--- BRIEF ---
Extract the lines beginning at the one that holds "Read all visible content and emit it as JSON." and ending at the final line of the material below, keeping them exact and leaving out all pictures.

-- BEGIN --

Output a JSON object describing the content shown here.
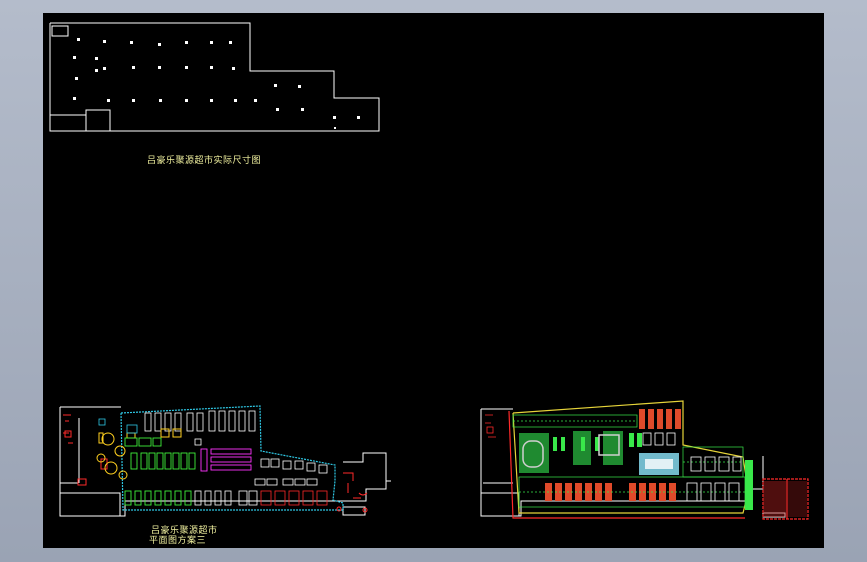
{
  "drawing": {
    "title_1": "吕豪乐聚源超市实际尺寸图",
    "title_2_line1": "吕豪乐聚源超市",
    "title_2_line2": "平面图方案三"
  }
}
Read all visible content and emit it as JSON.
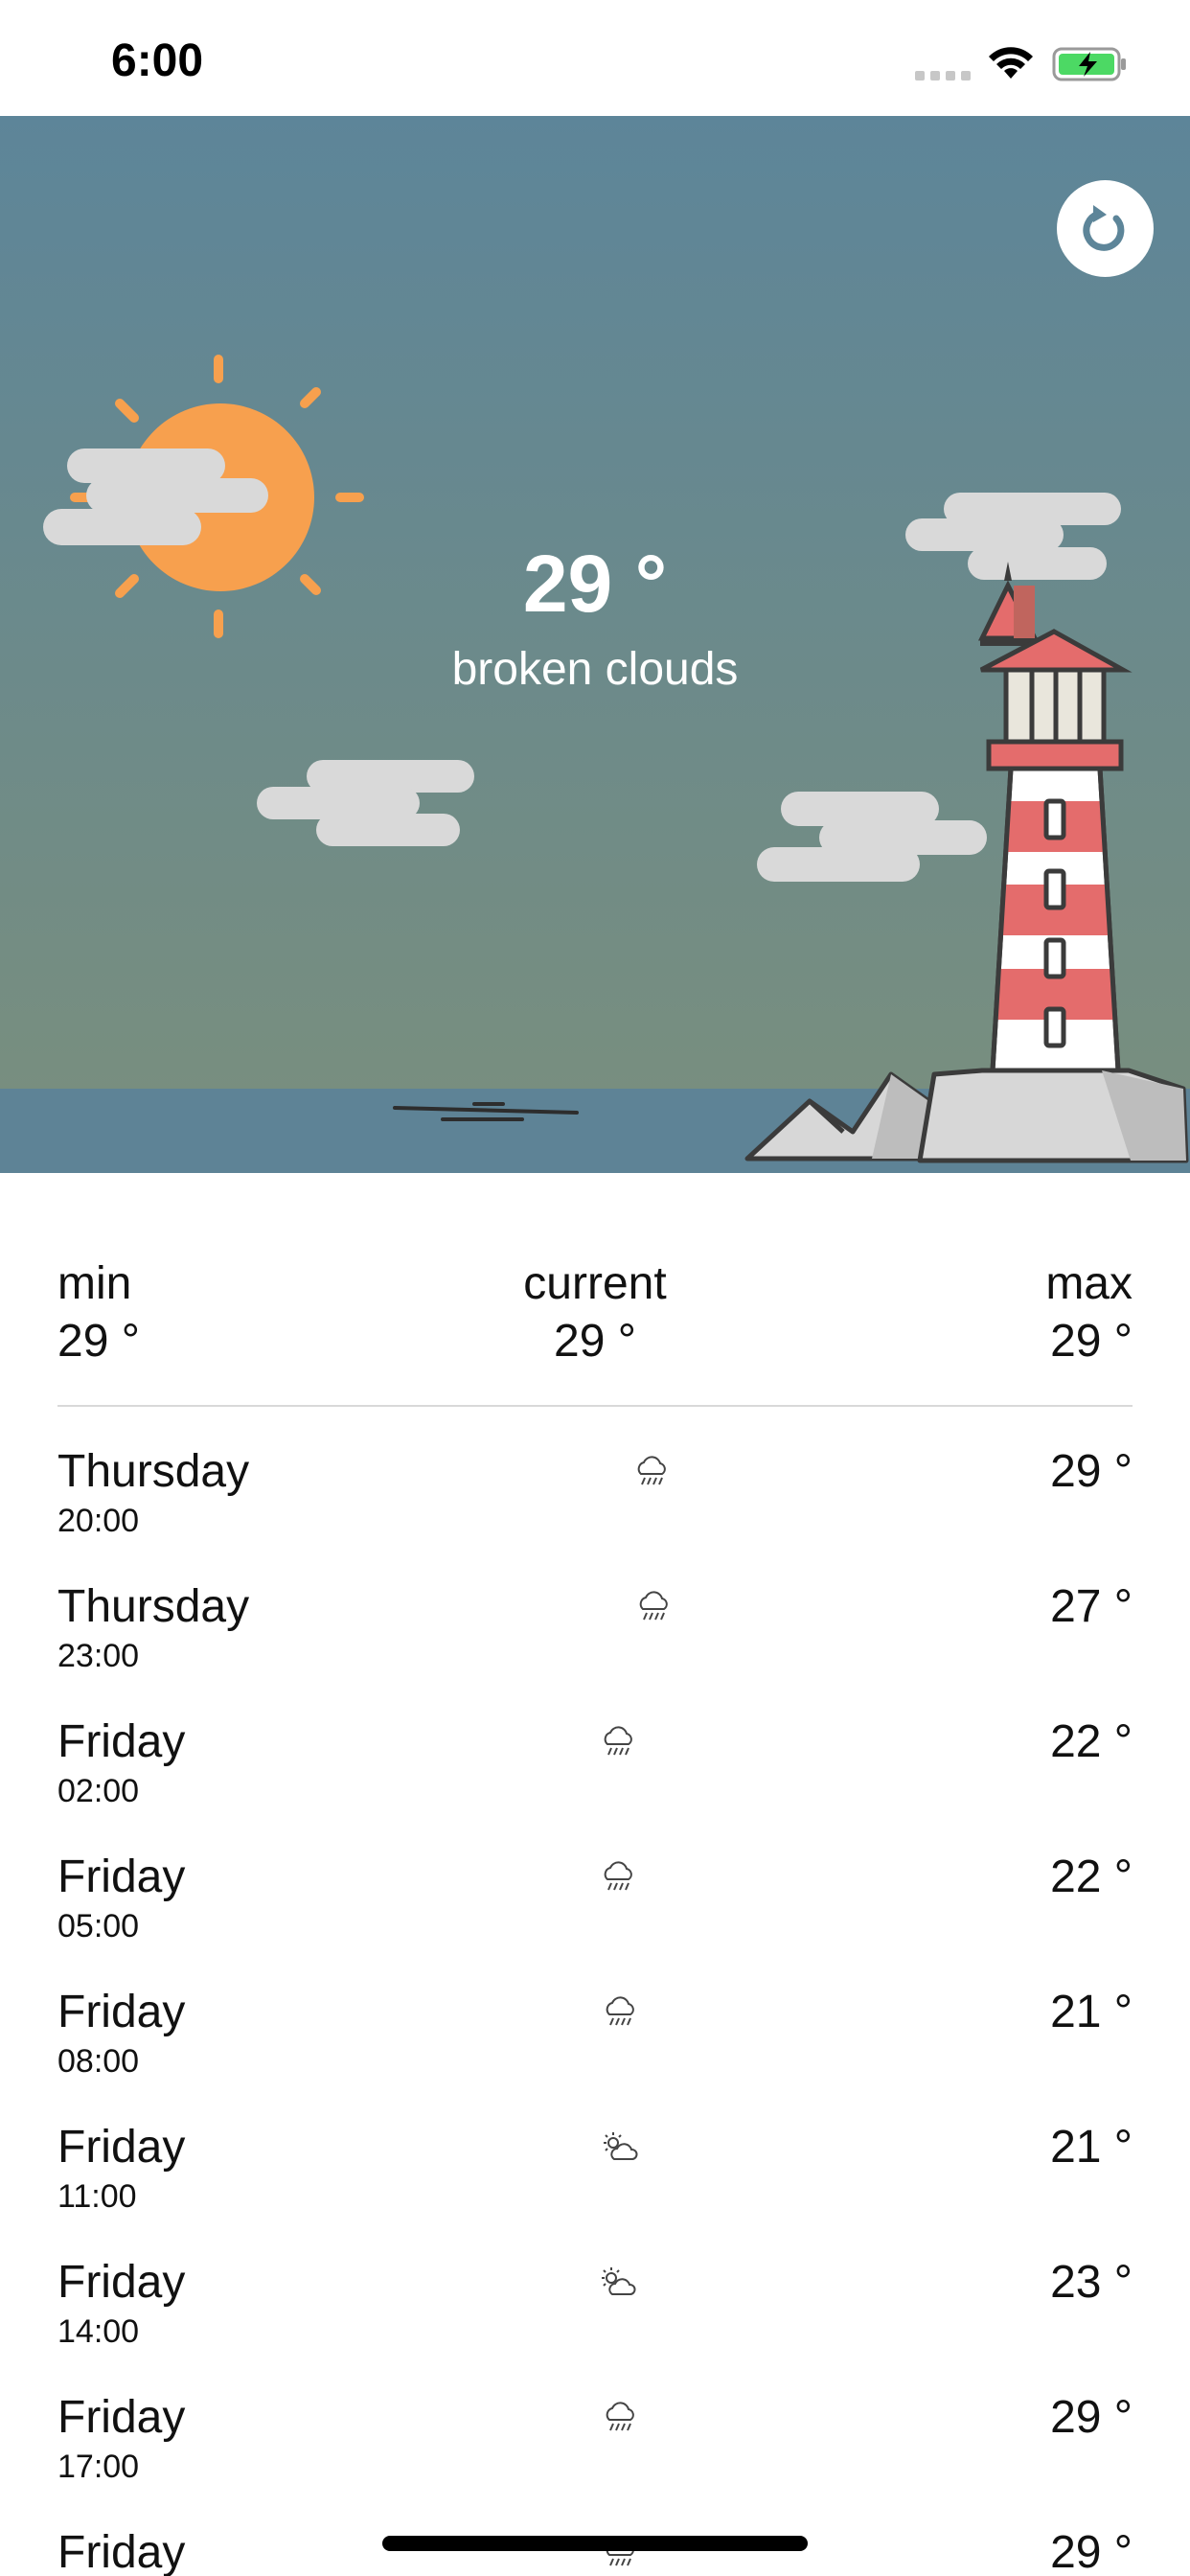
{
  "status_bar": {
    "time": "6:00"
  },
  "hero": {
    "temperature": "29 °",
    "description": "broken clouds"
  },
  "summary": {
    "min_label": "min",
    "min_value": "29 °",
    "current_label": "current",
    "current_value": "29 °",
    "max_label": "max",
    "max_value": "29 °"
  },
  "forecast": [
    {
      "day": "Thursday",
      "time": "20:00",
      "icon": "rain-cloud-icon",
      "temp": "29 °"
    },
    {
      "day": "Thursday",
      "time": "23:00",
      "icon": "rain-cloud-icon",
      "temp": "27 °"
    },
    {
      "day": "Friday",
      "time": "02:00",
      "icon": "rain-cloud-icon",
      "temp": "22 °"
    },
    {
      "day": "Friday",
      "time": "05:00",
      "icon": "rain-cloud-icon",
      "temp": "22 °"
    },
    {
      "day": "Friday",
      "time": "08:00",
      "icon": "rain-cloud-icon",
      "temp": "21 °"
    },
    {
      "day": "Friday",
      "time": "11:00",
      "icon": "partly-sunny-icon",
      "temp": "21 °"
    },
    {
      "day": "Friday",
      "time": "14:00",
      "icon": "partly-sunny-icon",
      "temp": "23 °"
    },
    {
      "day": "Friday",
      "time": "17:00",
      "icon": "rain-cloud-icon",
      "temp": "29 °"
    },
    {
      "day": "Friday",
      "time": "",
      "icon": "rain-cloud-icon",
      "temp": "29 °"
    }
  ],
  "colors": {
    "sky_top": "#5d8599",
    "sky_bottom": "#748d81",
    "sea": "#5e8396",
    "sun": "#f7a04e",
    "cloud": "#d9d9d9",
    "lighthouse_red": "#e46c6c"
  }
}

-- END --

--- CORRECT OUTPUT ---
Read all visible content and emit it as JSON.
{
  "status_bar": {
    "time": "6:00"
  },
  "hero": {
    "temperature": "29 °",
    "description": "broken clouds"
  },
  "summary": {
    "min_label": "min",
    "min_value": "29 °",
    "current_label": "current",
    "current_value": "29 °",
    "max_label": "max",
    "max_value": "29 °"
  },
  "forecast": [
    {
      "day": "Thursday",
      "time": "20:00",
      "icon": "rain-cloud-icon",
      "temp": "29 °"
    },
    {
      "day": "Thursday",
      "time": "23:00",
      "icon": "rain-cloud-icon",
      "temp": "27 °"
    },
    {
      "day": "Friday",
      "time": "02:00",
      "icon": "rain-cloud-icon",
      "temp": "22 °"
    },
    {
      "day": "Friday",
      "time": "05:00",
      "icon": "rain-cloud-icon",
      "temp": "22 °"
    },
    {
      "day": "Friday",
      "time": "08:00",
      "icon": "rain-cloud-icon",
      "temp": "21 °"
    },
    {
      "day": "Friday",
      "time": "11:00",
      "icon": "partly-sunny-icon",
      "temp": "21 °"
    },
    {
      "day": "Friday",
      "time": "14:00",
      "icon": "partly-sunny-icon",
      "temp": "23 °"
    },
    {
      "day": "Friday",
      "time": "17:00",
      "icon": "rain-cloud-icon",
      "temp": "29 °"
    },
    {
      "day": "Friday",
      "time": "",
      "icon": "rain-cloud-icon",
      "temp": "29 °"
    }
  ],
  "colors": {
    "sky_top": "#5d8599",
    "sky_bottom": "#748d81",
    "sea": "#5e8396",
    "sun": "#f7a04e",
    "cloud": "#d9d9d9",
    "lighthouse_red": "#e46c6c"
  }
}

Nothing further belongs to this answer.